§ **Instruction**: Give the listing again in full, exactly as written.
***
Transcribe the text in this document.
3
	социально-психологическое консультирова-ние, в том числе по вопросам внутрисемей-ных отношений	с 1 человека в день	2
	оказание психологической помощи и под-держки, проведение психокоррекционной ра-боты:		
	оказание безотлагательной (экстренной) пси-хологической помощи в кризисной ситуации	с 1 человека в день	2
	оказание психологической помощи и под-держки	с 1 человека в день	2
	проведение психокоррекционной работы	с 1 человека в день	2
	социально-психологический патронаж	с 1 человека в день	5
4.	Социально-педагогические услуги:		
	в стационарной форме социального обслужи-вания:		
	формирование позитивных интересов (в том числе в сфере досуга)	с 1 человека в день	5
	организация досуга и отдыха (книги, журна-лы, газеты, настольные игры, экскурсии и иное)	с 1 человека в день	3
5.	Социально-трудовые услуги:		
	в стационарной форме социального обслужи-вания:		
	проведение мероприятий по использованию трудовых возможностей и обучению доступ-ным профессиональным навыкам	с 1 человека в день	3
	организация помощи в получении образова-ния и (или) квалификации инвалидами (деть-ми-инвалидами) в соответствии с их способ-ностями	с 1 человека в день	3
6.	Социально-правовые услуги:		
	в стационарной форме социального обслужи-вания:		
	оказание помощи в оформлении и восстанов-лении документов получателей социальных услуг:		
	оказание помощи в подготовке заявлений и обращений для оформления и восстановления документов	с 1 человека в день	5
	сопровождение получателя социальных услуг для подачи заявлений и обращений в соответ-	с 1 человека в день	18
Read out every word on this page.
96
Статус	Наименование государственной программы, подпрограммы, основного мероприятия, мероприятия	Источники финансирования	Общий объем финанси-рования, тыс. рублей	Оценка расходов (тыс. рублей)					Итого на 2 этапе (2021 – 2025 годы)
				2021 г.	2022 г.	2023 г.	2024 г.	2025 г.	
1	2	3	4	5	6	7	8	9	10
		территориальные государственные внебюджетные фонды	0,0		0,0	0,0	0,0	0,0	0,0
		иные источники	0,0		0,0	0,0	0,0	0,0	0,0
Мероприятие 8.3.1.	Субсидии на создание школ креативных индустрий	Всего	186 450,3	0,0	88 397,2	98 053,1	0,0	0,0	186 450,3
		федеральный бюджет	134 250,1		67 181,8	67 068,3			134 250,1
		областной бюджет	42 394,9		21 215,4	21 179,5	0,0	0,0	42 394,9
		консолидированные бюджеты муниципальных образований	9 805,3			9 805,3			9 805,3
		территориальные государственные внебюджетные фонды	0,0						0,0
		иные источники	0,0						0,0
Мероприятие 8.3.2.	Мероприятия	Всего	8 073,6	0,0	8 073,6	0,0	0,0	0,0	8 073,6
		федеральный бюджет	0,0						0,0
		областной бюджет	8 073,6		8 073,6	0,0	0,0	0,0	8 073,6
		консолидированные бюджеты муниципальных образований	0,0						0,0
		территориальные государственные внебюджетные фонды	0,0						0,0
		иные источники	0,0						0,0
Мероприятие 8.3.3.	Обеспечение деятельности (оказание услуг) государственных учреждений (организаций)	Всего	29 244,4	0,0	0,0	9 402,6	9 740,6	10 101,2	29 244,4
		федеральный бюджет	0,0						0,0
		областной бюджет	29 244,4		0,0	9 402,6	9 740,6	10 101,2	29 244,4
***
§ **Finished task**:
Transcribe the text in this document.
3
	социально-психологическое консультирова-ние, в том числе по вопросам внутрисемей-ных отношений	с 1 человека в день	2
	оказание психологической помощи и под-держки, проведение психокоррекционной ра-боты:		
	оказание безотлагательной (экстренной) пси-хологической помощи в кризисной ситуации	с 1 человека в день	2
	оказание психологической помощи и под-держки	с 1 человека в день	2
	проведение психокоррекционной работы	с 1 человека в день	2
	социально-психологический патронаж	с 1 человека в день	5
4.	Социально-педагогические услуги:		
	в стационарной форме социального обслужи-вания:		
	формирование позитивных интересов (в том числе в сфере досуга)	с 1 человека в день	5
	организация досуга и отдыха (книги, журна-лы, газеты, настольные игры, экскурсии и иное)	с 1 человека в день	3
5.	Социально-трудовые услуги:		
	в стационарной форме социального обслужи-вания:		
	проведение мероприятий по использованию трудовых возможностей и обучению доступ-ным профессиональным навыкам	с 1 человека в день	3
	организация помощи в получении образова-ния и (или) квалификации инвалидами (деть-ми-инвалидами) в соответствии с их способ-ностями	с 1 человека в день	3
6.	Социально-правовые услуги:		
	в стационарной форме социального обслужи-вания:		
	оказание помощи в оформлении и восстанов-лении документов получателей социальных услуг:		
	оказание помощи в подготовке заявлений и обращений для оформления и восстановления документов	с 1 человека в день	5
	сопровождение получателя социальных услуг для подачи заявлений и обращений в соответ-	с 1 человека в день	18
Read out every word on this page.
96
Статус	Наименование государственной программы, подпрограммы, основного мероприятия, мероприятия	Источники финансирования	Общий объем финанси-рования, тыс. рублей	Оценка расходов (тыс. рублей)					Итого на 2 этапе (2021 – 2025 годы)
				2021 г.	2022 г.	2023 г.	2024 г.	2025 г.	
1	2	3	4	5	6	7	8	9	10
		территориальные государственные внебюджетные фонды	0,0		0,0	0,0	0,0	0,0	0,0
		иные источники	0,0		0,0	0,0	0,0	0,0	0,0
Мероприятие 8.3.1.	Субсидии на создание школ креативных индустрий	Всего	186 450,3	0,0	88 397,2	98 053,1	0,0	0,0	186 450,3
		федеральный бюджет	134 250,1		67 181,8	67 068,3			134 250,1
		областной бюджет	42 394,9		21 215,4	21 179,5	0,0	0,0	42 394,9
		консолидированные бюджеты муниципальных образований	9 805,3			9 805,3			9 805,3
		территориальные государственные внебюджетные фонды	0,0						0,0
		иные источники	0,0						0,0
Мероприятие 8.3.2.	Мероприятия	Всего	8 073,6	0,0	8 073,6	0,0	0,0	0,0	8 073,6
		федеральный бюджет	0,0						0,0
		областной бюджет	8 073,6		8 073,6	0,0	0,0	0,0	8 073,6
		консолидированные бюджеты муниципальных образований	0,0						0,0
		территориальные государственные внебюджетные фонды	0,0						0,0
		иные источники	0,0						0,0
Мероприятие 8.3.3.	Обеспечение деятельности (оказание услуг) государственных учреждений (организаций)	Всего	29 244,4	0,0	0,0	9 402,6	9 740,6	10 101,2	29 244,4
		федеральный бюджет	0,0						0,0
		областной бюджет	29 244,4		0,0	9 402,6	9 740,6	10 101,2	29 244,4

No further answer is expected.